Saved entries
>>>
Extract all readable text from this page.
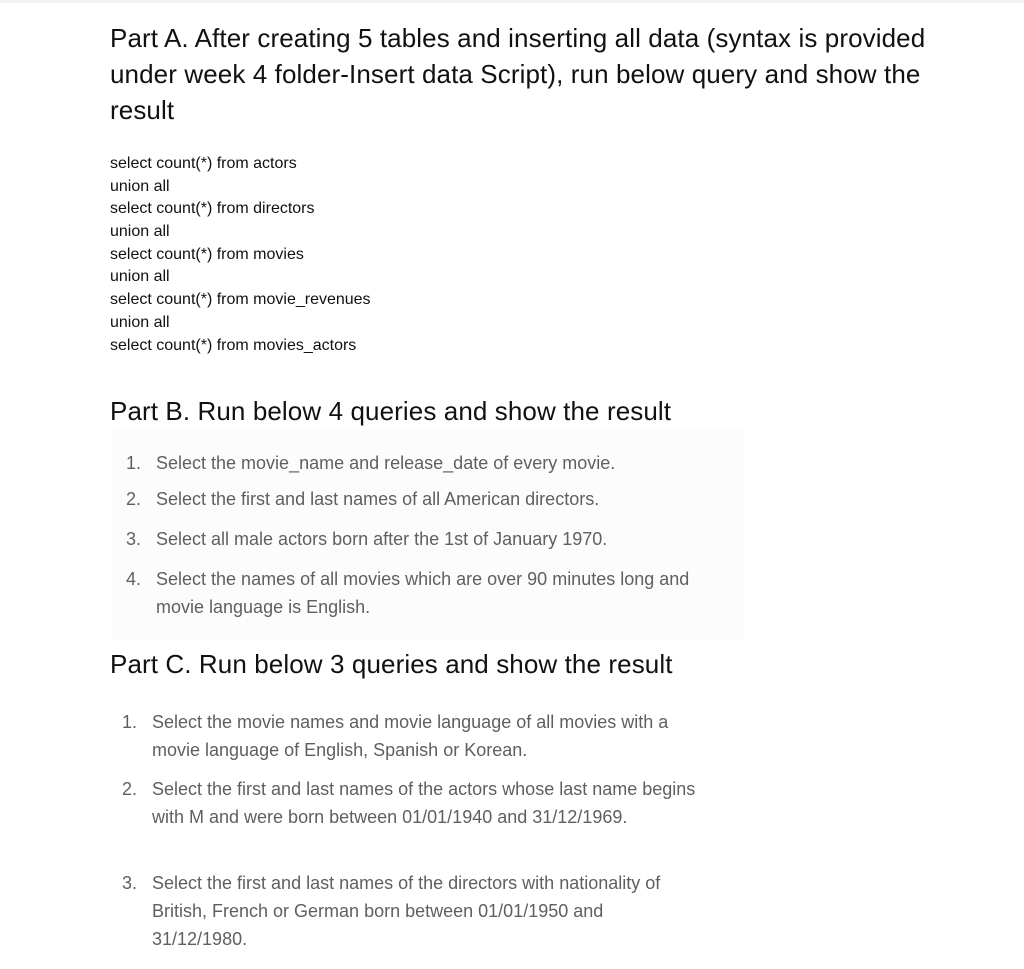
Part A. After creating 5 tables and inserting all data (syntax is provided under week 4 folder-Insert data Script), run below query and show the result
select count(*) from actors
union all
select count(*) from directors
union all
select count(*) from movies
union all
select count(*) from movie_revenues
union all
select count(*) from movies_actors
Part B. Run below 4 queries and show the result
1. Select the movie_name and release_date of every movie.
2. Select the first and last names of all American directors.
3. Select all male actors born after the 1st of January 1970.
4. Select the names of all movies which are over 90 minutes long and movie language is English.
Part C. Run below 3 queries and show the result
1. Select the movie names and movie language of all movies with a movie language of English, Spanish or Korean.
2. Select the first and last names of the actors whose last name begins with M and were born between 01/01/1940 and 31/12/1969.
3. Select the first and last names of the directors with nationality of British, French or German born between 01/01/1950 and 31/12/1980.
<<<
What you are asked to do →
The data above should be repeated exactly, minus any pictures.

Written solution →
Extract all readable text from this page.
Part A. After creating 5 tables and inserting all data (syntax is provided under week 4 folder-Insert data Script), run below query and show the result
select count(*) from actors
union all
select count(*) from directors
union all
select count(*) from movies
union all
select count(*) from movie_revenues
union all
select count(*) from movies_actors
Part B. Run below 4 queries and show the result
1. Select the movie_name and release_date of every movie.
2. Select the first and last names of all American directors.
3. Select all male actors born after the 1st of January 1970.
4. Select the names of all movies which are over 90 minutes long and movie language is English.
Part C. Run below 3 queries and show the result
1. Select the movie names and movie language of all movies with a movie language of English, Spanish or Korean.
2. Select the first and last names of the actors whose last name begins with M and were born between 01/01/1940 and 31/12/1969.
3. Select the first and last names of the directors with nationality of British, French or German born between 01/01/1950 and 31/12/1980.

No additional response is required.